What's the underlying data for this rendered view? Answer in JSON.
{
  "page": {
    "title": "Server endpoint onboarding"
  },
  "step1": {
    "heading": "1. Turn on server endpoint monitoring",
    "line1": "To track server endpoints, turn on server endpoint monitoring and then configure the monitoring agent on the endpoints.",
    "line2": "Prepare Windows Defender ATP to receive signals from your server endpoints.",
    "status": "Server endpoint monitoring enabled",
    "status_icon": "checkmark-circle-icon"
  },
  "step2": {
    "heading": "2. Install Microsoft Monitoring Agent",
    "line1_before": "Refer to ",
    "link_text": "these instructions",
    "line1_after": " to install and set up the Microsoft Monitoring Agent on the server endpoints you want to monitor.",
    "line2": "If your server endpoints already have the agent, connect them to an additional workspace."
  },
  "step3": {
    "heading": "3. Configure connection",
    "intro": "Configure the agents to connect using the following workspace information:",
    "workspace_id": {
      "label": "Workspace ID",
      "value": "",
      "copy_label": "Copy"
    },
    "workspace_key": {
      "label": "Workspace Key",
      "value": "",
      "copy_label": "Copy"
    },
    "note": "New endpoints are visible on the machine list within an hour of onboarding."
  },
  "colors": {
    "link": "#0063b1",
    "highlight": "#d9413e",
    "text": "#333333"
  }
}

## Instructions to follow:
Nothing should be changed: write out all of the data as is.

## Full output:
What's the underlying data for this rendered view? Answer in JSON.
{
  "page": {
    "title": "Server endpoint onboarding"
  },
  "step1": {
    "heading": "1. Turn on server endpoint monitoring",
    "line1": "To track server endpoints, turn on server endpoint monitoring and then configure the monitoring agent on the endpoints.",
    "line2": "Prepare Windows Defender ATP to receive signals from your server endpoints.",
    "status": "Server endpoint monitoring enabled",
    "status_icon": "checkmark-circle-icon"
  },
  "step2": {
    "heading": "2. Install Microsoft Monitoring Agent",
    "line1_before": "Refer to ",
    "link_text": "these instructions",
    "line1_after": " to install and set up the Microsoft Monitoring Agent on the server endpoints you want to monitor.",
    "line2": "If your server endpoints already have the agent, connect them to an additional workspace."
  },
  "step3": {
    "heading": "3. Configure connection",
    "intro": "Configure the agents to connect using the following workspace information:",
    "workspace_id": {
      "label": "Workspace ID",
      "value": "",
      "copy_label": "Copy"
    },
    "workspace_key": {
      "label": "Workspace Key",
      "value": "",
      "copy_label": "Copy"
    },
    "note": "New endpoints are visible on the machine list within an hour of onboarding."
  },
  "colors": {
    "link": "#0063b1",
    "highlight": "#d9413e",
    "text": "#333333"
  }
}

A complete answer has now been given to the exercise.